[Stored items]
============================================================
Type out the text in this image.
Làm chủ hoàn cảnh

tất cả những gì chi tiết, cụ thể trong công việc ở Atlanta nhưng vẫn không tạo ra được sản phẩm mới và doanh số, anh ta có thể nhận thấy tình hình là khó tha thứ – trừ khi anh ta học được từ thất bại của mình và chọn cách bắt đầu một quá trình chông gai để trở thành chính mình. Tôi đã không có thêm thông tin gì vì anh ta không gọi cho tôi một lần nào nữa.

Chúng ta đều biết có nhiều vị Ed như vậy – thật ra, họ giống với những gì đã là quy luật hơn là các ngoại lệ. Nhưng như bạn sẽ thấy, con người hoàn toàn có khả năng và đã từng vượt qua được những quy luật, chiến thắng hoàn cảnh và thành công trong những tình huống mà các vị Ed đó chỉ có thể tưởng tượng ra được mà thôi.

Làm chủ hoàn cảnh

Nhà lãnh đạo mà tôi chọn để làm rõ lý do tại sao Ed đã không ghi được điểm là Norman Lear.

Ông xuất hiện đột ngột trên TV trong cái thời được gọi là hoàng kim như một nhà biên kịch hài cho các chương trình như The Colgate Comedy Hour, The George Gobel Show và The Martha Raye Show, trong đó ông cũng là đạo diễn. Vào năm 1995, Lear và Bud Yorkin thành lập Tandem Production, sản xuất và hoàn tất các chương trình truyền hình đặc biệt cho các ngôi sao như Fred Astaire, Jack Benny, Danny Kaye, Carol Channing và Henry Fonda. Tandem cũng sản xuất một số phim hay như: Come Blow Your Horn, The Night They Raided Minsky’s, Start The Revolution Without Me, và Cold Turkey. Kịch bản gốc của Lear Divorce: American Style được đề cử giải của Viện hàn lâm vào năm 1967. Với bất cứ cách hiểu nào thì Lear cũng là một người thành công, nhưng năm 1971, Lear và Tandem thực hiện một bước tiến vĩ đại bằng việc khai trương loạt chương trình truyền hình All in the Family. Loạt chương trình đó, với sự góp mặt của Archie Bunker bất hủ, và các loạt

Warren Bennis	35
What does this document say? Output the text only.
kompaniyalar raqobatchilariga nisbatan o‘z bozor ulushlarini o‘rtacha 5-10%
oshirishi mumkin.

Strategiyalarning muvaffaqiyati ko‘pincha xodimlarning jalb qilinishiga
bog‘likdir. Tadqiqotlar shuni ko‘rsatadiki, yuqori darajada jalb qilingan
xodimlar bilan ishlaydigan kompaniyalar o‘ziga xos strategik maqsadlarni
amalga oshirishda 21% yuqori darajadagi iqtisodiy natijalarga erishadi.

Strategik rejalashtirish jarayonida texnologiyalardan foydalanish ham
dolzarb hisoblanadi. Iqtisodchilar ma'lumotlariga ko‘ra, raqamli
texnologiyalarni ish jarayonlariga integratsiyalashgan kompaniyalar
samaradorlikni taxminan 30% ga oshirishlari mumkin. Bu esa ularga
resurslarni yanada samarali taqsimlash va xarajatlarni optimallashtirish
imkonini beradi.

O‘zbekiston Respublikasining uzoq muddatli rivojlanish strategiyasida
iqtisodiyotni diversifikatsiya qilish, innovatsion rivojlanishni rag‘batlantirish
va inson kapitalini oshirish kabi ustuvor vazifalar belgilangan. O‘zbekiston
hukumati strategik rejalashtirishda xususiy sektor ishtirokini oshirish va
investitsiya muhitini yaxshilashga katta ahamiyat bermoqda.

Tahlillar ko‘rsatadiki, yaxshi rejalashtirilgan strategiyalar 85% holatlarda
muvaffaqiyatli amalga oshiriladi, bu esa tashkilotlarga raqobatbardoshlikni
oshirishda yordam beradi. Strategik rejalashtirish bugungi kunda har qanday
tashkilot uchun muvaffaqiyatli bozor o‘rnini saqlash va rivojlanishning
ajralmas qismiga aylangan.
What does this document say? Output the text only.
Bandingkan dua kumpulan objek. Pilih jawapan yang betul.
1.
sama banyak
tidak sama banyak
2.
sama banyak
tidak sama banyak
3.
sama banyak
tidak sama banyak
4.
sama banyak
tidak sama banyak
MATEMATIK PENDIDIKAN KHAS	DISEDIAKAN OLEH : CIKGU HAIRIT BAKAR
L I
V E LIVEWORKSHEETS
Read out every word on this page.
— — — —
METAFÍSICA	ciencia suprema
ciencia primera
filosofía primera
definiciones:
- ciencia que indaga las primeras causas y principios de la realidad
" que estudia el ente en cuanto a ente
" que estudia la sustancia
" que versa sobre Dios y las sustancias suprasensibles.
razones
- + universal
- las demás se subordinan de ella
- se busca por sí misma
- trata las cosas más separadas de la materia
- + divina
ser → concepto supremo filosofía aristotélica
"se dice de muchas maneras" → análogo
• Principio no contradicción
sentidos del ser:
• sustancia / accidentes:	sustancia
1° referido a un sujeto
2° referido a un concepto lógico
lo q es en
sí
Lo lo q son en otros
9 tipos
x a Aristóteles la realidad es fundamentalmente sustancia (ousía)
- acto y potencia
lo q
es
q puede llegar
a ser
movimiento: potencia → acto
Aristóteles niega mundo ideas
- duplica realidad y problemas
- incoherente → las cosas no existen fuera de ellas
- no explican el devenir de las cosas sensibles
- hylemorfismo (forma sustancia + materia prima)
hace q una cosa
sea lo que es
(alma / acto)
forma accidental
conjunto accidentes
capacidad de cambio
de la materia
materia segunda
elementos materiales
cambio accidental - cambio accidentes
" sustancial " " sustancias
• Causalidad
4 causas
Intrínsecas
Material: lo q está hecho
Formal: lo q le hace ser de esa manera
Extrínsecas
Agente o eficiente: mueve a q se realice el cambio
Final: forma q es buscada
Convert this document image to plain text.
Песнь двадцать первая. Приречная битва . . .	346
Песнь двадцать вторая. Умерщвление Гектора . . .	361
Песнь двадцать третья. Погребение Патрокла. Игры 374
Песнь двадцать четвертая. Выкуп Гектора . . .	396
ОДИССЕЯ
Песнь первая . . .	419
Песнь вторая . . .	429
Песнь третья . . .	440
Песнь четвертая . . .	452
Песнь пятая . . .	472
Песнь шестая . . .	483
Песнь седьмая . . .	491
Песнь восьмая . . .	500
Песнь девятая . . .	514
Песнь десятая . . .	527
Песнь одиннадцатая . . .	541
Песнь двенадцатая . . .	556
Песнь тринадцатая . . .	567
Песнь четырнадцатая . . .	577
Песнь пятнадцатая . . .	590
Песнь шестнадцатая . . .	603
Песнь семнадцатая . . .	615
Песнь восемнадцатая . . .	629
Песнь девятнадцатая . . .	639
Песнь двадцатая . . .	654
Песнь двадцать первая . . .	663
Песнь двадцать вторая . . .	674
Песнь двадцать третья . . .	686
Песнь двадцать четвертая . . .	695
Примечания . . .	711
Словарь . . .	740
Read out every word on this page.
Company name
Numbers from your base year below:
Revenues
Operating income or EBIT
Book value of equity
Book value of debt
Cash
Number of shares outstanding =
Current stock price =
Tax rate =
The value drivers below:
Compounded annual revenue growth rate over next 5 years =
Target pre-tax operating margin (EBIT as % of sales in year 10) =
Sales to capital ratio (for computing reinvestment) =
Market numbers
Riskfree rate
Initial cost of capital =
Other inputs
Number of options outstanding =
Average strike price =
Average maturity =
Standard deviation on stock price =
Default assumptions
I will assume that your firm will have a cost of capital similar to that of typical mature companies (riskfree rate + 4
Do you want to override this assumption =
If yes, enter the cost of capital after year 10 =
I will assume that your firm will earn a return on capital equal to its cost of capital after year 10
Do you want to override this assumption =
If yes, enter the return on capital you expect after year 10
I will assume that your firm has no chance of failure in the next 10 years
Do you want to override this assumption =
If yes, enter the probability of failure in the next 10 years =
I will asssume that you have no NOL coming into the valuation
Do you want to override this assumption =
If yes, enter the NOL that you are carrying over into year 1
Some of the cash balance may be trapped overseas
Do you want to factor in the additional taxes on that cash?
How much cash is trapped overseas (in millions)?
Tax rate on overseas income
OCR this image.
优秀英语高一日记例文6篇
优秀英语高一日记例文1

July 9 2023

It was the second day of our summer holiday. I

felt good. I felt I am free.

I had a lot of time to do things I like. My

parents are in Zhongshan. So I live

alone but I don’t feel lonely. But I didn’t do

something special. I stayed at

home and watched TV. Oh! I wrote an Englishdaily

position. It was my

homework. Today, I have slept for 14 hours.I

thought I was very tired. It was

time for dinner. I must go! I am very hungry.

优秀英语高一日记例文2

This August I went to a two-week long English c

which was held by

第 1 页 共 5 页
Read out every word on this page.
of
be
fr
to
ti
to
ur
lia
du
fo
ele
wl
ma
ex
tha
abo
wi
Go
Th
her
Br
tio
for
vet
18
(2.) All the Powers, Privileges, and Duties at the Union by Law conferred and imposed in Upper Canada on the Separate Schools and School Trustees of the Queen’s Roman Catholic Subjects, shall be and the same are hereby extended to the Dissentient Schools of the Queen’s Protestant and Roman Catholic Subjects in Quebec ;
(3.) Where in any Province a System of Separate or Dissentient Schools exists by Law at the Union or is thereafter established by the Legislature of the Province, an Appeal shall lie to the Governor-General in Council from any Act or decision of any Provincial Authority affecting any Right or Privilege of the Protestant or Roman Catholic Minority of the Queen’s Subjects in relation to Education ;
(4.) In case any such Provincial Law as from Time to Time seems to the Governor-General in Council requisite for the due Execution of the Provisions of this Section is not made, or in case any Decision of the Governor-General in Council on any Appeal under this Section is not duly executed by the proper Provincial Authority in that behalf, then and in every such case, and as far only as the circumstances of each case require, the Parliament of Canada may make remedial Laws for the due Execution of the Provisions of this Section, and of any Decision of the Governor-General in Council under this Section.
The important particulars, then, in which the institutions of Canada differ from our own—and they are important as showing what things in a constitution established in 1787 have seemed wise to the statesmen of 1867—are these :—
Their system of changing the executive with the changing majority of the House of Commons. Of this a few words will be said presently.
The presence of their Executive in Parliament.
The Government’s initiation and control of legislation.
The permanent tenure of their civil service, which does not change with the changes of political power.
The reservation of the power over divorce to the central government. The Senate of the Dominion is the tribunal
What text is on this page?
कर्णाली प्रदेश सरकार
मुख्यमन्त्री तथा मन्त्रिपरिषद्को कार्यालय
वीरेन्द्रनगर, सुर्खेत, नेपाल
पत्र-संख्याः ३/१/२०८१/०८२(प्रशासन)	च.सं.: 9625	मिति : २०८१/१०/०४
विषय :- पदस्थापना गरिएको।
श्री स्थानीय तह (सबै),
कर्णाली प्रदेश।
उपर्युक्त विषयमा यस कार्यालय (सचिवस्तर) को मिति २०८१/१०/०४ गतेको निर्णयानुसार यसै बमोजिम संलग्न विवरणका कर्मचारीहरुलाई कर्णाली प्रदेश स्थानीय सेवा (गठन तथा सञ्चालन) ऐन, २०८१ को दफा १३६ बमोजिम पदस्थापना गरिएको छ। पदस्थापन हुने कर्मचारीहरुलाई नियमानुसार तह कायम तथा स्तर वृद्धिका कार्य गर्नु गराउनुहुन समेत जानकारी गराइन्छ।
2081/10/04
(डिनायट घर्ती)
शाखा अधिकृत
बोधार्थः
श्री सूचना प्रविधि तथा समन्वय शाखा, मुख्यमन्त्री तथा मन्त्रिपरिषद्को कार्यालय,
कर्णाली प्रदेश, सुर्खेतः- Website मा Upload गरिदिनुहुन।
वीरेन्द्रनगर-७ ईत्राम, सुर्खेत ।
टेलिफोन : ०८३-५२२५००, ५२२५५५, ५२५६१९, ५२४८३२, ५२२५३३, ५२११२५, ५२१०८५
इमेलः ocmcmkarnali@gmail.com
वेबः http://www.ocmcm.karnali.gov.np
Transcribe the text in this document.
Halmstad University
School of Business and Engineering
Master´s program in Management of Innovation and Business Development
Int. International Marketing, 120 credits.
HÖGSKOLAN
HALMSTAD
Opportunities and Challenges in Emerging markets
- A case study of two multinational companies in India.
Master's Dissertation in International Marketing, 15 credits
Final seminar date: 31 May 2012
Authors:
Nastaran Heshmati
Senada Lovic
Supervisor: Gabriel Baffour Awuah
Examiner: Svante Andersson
============================================================
**Instructions for the task:** Copy exactly the lines from the one containing "Transcribe the text in this document." through the last line of the records, both included, and nothing else.

**Output of the exercise:**
Transcribe the text in this document.
Halmstad University
School of Business and Engineering
Master´s program in Management of Innovation and Business Development
Int. International Marketing, 120 credits.
HÖGSKOLAN
HALMSTAD
Opportunities and Challenges in Emerging markets
- A case study of two multinational companies in India.
Master's Dissertation in International Marketing, 15 credits
Final seminar date: 31 May 2012
Authors:
Nastaran Heshmati
Senada Lovic
Supervisor: Gabriel Baffour Awuah
Examiner: Svante Andersson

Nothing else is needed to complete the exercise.